### Dataset extract
☆ ☆ ☆ ☆ ☆ ☆ ☆
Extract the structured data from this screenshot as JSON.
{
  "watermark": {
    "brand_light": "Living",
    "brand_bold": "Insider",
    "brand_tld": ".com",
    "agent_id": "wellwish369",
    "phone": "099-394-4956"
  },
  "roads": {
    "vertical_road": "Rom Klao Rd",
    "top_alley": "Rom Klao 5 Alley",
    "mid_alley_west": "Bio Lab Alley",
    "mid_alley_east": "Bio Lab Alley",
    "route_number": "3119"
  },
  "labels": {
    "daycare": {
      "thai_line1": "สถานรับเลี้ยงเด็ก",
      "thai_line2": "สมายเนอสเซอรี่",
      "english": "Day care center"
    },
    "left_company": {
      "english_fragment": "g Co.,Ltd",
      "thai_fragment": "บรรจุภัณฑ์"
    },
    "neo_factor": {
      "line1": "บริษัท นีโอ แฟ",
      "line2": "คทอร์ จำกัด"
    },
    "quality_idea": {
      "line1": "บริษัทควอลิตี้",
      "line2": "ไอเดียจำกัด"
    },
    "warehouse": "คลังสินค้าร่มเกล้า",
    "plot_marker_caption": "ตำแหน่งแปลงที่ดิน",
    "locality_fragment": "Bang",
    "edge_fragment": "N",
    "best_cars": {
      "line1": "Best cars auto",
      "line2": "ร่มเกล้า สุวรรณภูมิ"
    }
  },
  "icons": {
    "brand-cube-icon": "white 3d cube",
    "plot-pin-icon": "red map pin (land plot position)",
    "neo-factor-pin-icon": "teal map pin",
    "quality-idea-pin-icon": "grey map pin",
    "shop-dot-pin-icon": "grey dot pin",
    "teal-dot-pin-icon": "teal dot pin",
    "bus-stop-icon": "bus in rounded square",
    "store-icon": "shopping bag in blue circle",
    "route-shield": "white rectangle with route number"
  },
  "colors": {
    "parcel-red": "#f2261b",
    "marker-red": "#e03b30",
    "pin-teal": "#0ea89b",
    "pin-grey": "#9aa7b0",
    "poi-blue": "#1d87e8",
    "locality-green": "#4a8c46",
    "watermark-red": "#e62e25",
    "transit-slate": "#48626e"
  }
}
☆ ☆ ☆ ☆ ☆ ☆ ☆
Print all the data exactly.

### Result of this task
Extract the structured data from this screenshot as JSON.
{
  "watermark": {
    "brand_light": "Living",
    "brand_bold": "Insider",
    "brand_tld": ".com",
    "agent_id": "wellwish369",
    "phone": "099-394-4956"
  },
  "roads": {
    "vertical_road": "Rom Klao Rd",
    "top_alley": "Rom Klao 5 Alley",
    "mid_alley_west": "Bio Lab Alley",
    "mid_alley_east": "Bio Lab Alley",
    "route_number": "3119"
  },
  "labels": {
    "daycare": {
      "thai_line1": "สถานรับเลี้ยงเด็ก",
      "thai_line2": "สมายเนอสเซอรี่",
      "english": "Day care center"
    },
    "left_company": {
      "english_fragment": "g Co.,Ltd",
      "thai_fragment": "บรรจุภัณฑ์"
    },
    "neo_factor": {
      "line1": "บริษัท นีโอ แฟ",
      "line2": "คทอร์ จำกัด"
    },
    "quality_idea": {
      "line1": "บริษัทควอลิตี้",
      "line2": "ไอเดียจำกัด"
    },
    "warehouse": "คลังสินค้าร่มเกล้า",
    "plot_marker_caption": "ตำแหน่งแปลงที่ดิน",
    "locality_fragment": "Bang",
    "edge_fragment": "N",
    "best_cars": {
      "line1": "Best cars auto",
      "line2": "ร่มเกล้า สุวรรณภูมิ"
    }
  },
  "icons": {
    "brand-cube-icon": "white 3d cube",
    "plot-pin-icon": "red map pin (land plot position)",
    "neo-factor-pin-icon": "teal map pin",
    "quality-idea-pin-icon": "grey map pin",
    "shop-dot-pin-icon": "grey dot pin",
    "teal-dot-pin-icon": "teal dot pin",
    "bus-stop-icon": "bus in rounded square",
    "store-icon": "shopping bag in blue circle",
    "route-shield": "white rectangle with route number"
  },
  "colors": {
    "parcel-red": "#f2261b",
    "marker-red": "#e03b30",
    "pin-teal": "#0ea89b",
    "pin-grey": "#9aa7b0",
    "poi-blue": "#1d87e8",
    "locality-green": "#4a8c46",
    "watermark-red": "#e62e25",
    "transit-slate": "#48626e"
  }
}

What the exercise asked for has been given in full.